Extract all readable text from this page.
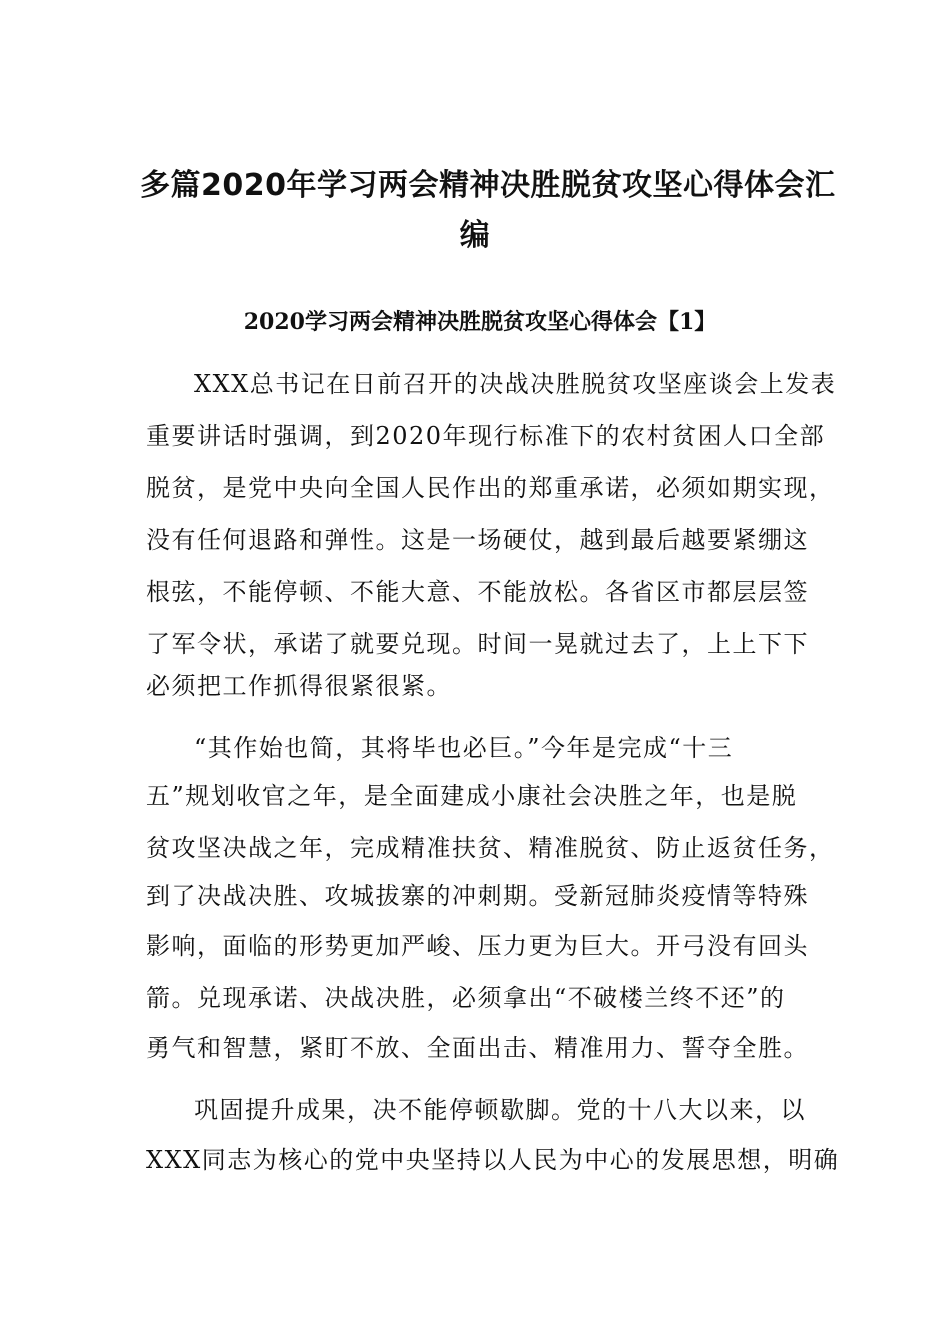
多篇2020年学习两会精神决胜脱贫攻坚心得体会汇
编
2020学习两会精神决胜脱贫攻坚心得体会【1】
XXX总书记在日前召开的决战决胜脱贫攻坚座谈会上发表
重要讲话时强调，到2020年现行标准下的农村贫困人口全部
脱贫，是党中央向全国人民作出的郑重承诺，必须如期实现，
没有任何退路和弹性。这是一场硬仗，越到最后越要紧绷这
根弦，不能停顿、不能大意、不能放松。各省区市都层层签
了军令状，承诺了就要兑现。时间一晃就过去了，上上下下
必须把工作抓得很紧很紧。
“其作始也简，其将毕也必巨。”今年是完成“十三
五”规划收官之年，是全面建成小康社会决胜之年，也是脱
贫攻坚决战之年，完成精准扶贫、精准脱贫、防止返贫任务，
到了决战决胜、攻城拔寨的冲刺期。受新冠肺炎疫情等特殊
影响，面临的形势更加严峻、压力更为巨大。开弓没有回头
箭。兑现承诺、决战决胜，必须拿出“不破楼兰终不还”的
勇气和智慧，紧盯不放、全面出击、精准用力、誓夺全胜。
巩固提升成果，决不能停顿歇脚。党的十八大以来，以
XXX同志为核心的党中央坚持以人民为中心的发展思想，明确
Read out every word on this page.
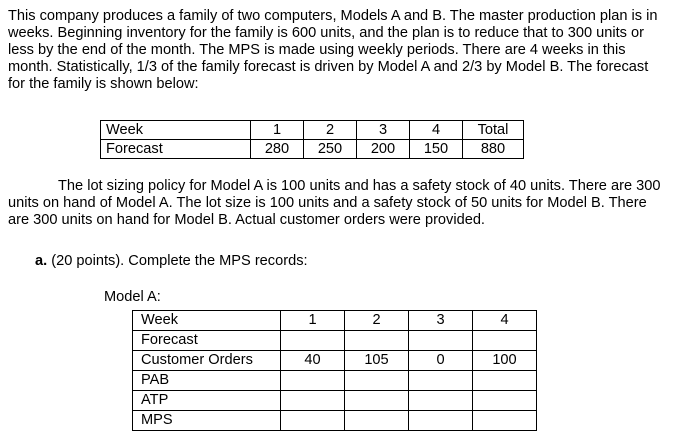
This company produces a family of two computers, Models A and B. The master production plan is in weeks. Beginning inventory for the family is 600 units, and the plan is to reduce that to 300 units or less by the end of the month. The MPS is made using weekly periods. There are 4 weeks in this month. Statistically, 1/3 of the family forecast is driven by Model A and 2/3 by Model B. The forecast for the family is shown below:

Week	1	2	3	4	Total
Forecast	280	250	200	150	880

The lot sizing policy for Model A is 100 units and has a safety stock of 40 units. There are 300 units on hand of Model A. The lot size is 100 units and a safety stock of 50 units for Model B. There are 300 units on hand for Model B. Actual customer orders were provided.

a. (20 points). Complete the MPS records:
Model A:
Week	1	2	3	4
Forecast				
Customer Orders	40	105	0	100
PAB				
ATP				
MPS				
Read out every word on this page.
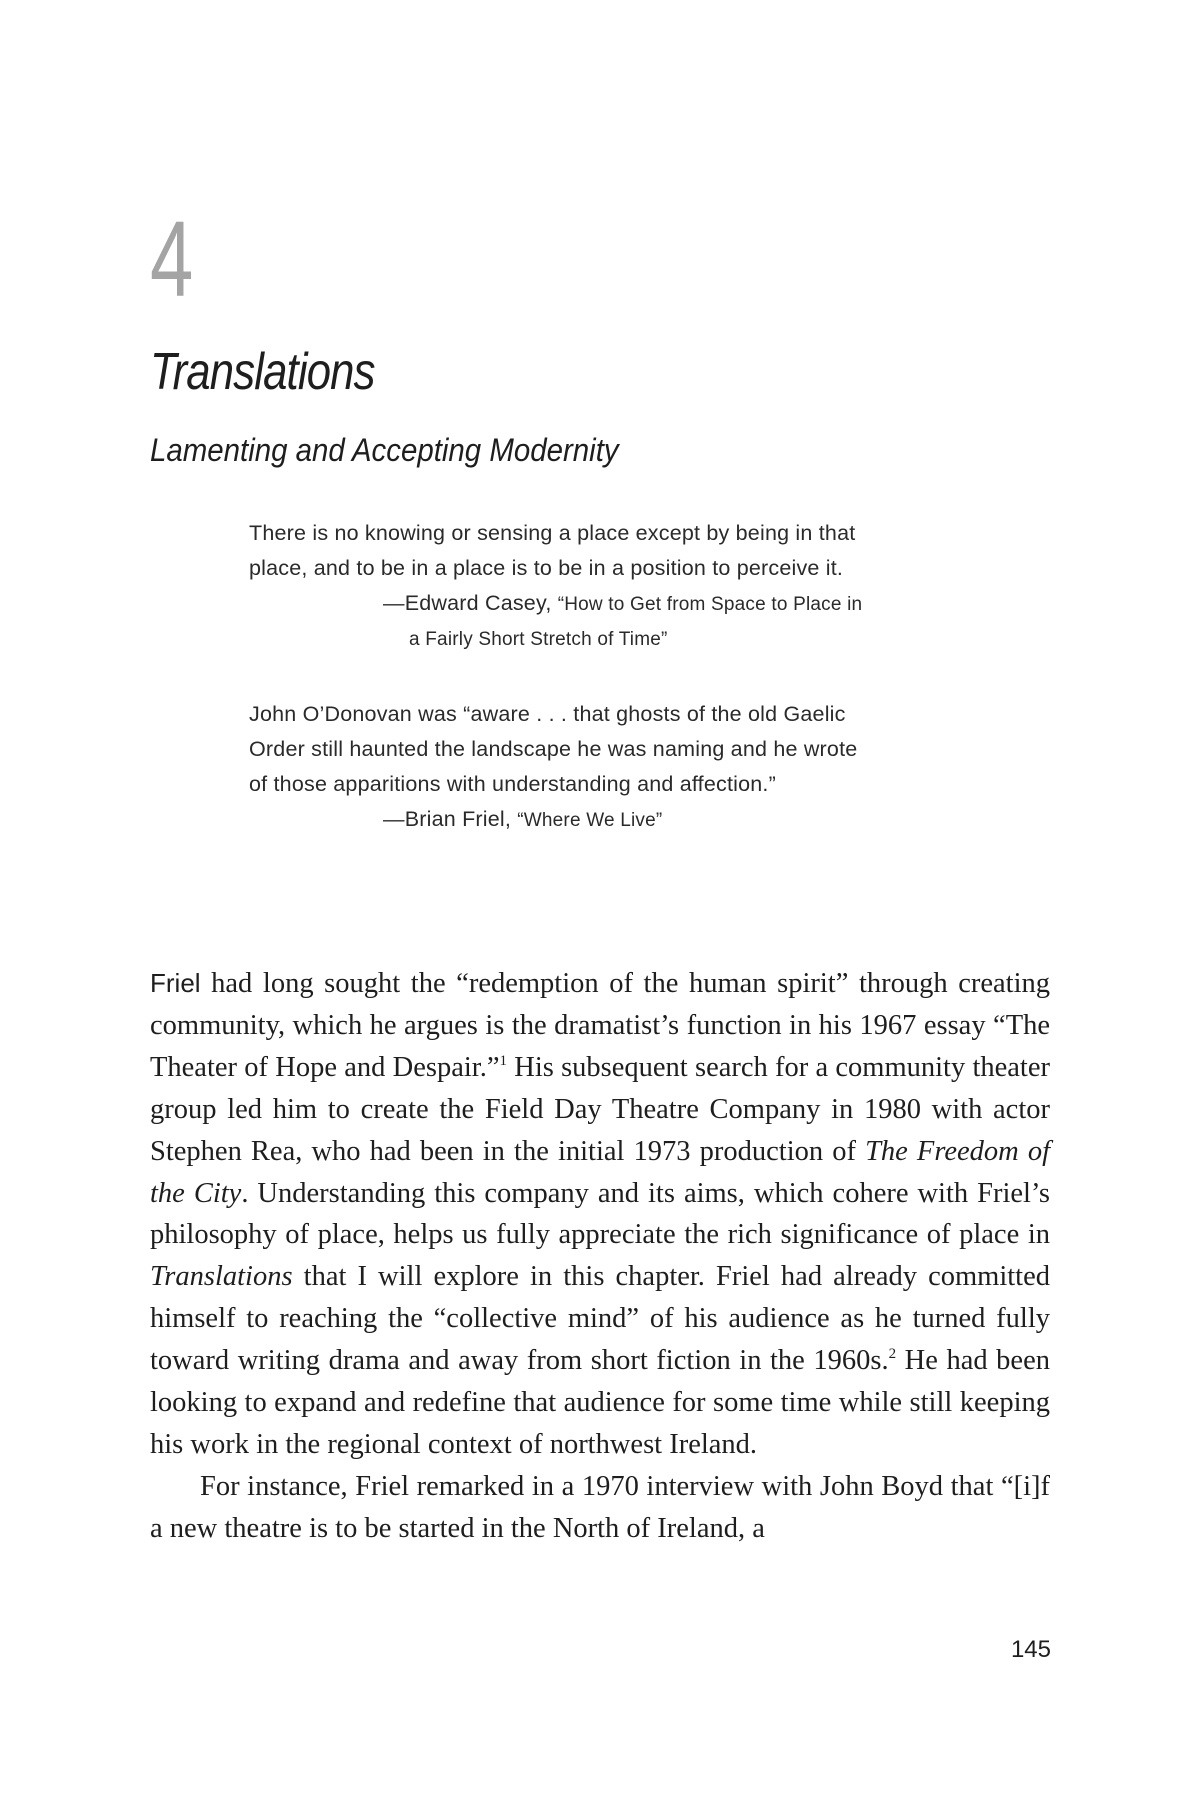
4
Translations
Lamenting and Accepting Modernity

There is no knowing or sensing a place except by being in that

place, and to be in a place is to be in a position to perceive it.

—Edward Casey, “How to Get from Space to Place in

a Fairly Short Stretch of Time”

John O’Donovan was “aware . . . that ghosts of the old Gaelic

Order still haunted the landscape he was naming and he wrote

of those apparitions with understanding and affection.”

—Brian Friel, “Where We Live”

Friel had long sought the “redemption of the human spirit” through creating community, which he argues is the dramatist’s function in his 1967 essay “The Theater of Hope and Despair.”$^1$ His subsequent search for a community theater group led him to create the Field Day Theatre Company in 1980 with actor Stephen Rea, who had been in the initial 1973 production of The Freedom of the City. Understanding this company and its aims, which cohere with Friel’s philosophy of place, helps us fully appreciate the rich significance of place in Translations that I will explore in this chapter. Friel had already committed himself to reaching the “collective mind” of his audience as he turned fully toward writing drama and away from short fiction in the 1960s.$^2$ He had been looking to expand and redefine that audience for some time while still keeping his work in the regional context of northwest Ireland.

For instance, Friel remarked in a 1970 interview with John Boyd that “[i]f a new theatre is to be started in the North of Ireland, a

145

### To do
Print the complete listing exactly as it stands, without its pictures.

### The completed task
Extract all readable text from this page.
多篇2020年学习两会精神决胜脱贫攻坚心得体会汇
编
2020学习两会精神决胜脱贫攻坚心得体会【1】
XXX总书记在日前召开的决战决胜脱贫攻坚座谈会上发表
重要讲话时强调，到2020年现行标准下的农村贫困人口全部
脱贫，是党中央向全国人民作出的郑重承诺，必须如期实现，
没有任何退路和弹性。这是一场硬仗，越到最后越要紧绷这
根弦，不能停顿、不能大意、不能放松。各省区市都层层签
了军令状，承诺了就要兑现。时间一晃就过去了，上上下下
必须把工作抓得很紧很紧。
“其作始也简，其将毕也必巨。”今年是完成“十三
五”规划收官之年，是全面建成小康社会决胜之年，也是脱
贫攻坚决战之年，完成精准扶贫、精准脱贫、防止返贫任务，
到了决战决胜、攻城拔寨的冲刺期。受新冠肺炎疫情等特殊
影响，面临的形势更加严峻、压力更为巨大。开弓没有回头
箭。兑现承诺、决战决胜，必须拿出“不破楼兰终不还”的
勇气和智慧，紧盯不放、全面出击、精准用力、誓夺全胜。
巩固提升成果，决不能停顿歇脚。党的十八大以来，以
XXX同志为核心的党中央坚持以人民为中心的发展思想，明确
Read out every word on this page.
This company produces a family of two computers, Models A and B. The master production plan is in weeks. Beginning inventory for the family is 600 units, and the plan is to reduce that to 300 units or less by the end of the month. The MPS is made using weekly periods. There are 4 weeks in this month. Statistically, 1/3 of the family forecast is driven by Model A and 2/3 by Model B. The forecast for the family is shown below:

Week	1	2	3	4	Total
Forecast	280	250	200	150	880

The lot sizing policy for Model A is 100 units and has a safety stock of 40 units. There are 300 units on hand of Model A. The lot size is 100 units and a safety stock of 50 units for Model B. There are 300 units on hand for Model B. Actual customer orders were provided.

a. (20 points). Complete the MPS records:
Model A:
Week	1	2	3	4
Forecast				
Customer Orders	40	105	0	100
PAB				
ATP				
MPS				
Read out every word on this page.
4
Translations
Lamenting and Accepting Modernity

There is no knowing or sensing a place except by being in that

place, and to be in a place is to be in a position to perceive it.

—Edward Casey, “How to Get from Space to Place in

a Fairly Short Stretch of Time”

John O’Donovan was “aware . . . that ghosts of the old Gaelic

Order still haunted the landscape he was naming and he wrote

of those apparitions with understanding and affection.”

—Brian Friel, “Where We Live”

Friel had long sought the “redemption of the human spirit” through creating community, which he argues is the dramatist’s function in his 1967 essay “The Theater of Hope and Despair.”$^1$ His subsequent search for a community theater group led him to create the Field Day Theatre Company in 1980 with actor Stephen Rea, who had been in the initial 1973 production of The Freedom of the City. Understanding this company and its aims, which cohere with Friel’s philosophy of place, helps us fully appreciate the rich significance of place in Translations that I will explore in this chapter. Friel had already committed himself to reaching the “collective mind” of his audience as he turned fully toward writing drama and away from short fiction in the 1960s.$^2$ He had been looking to expand and redefine that audience for some time while still keeping his work in the regional context of northwest Ireland.

For instance, Friel remarked in a 1970 interview with John Boyd that “[i]f a new theatre is to be started in the North of Ireland, a

145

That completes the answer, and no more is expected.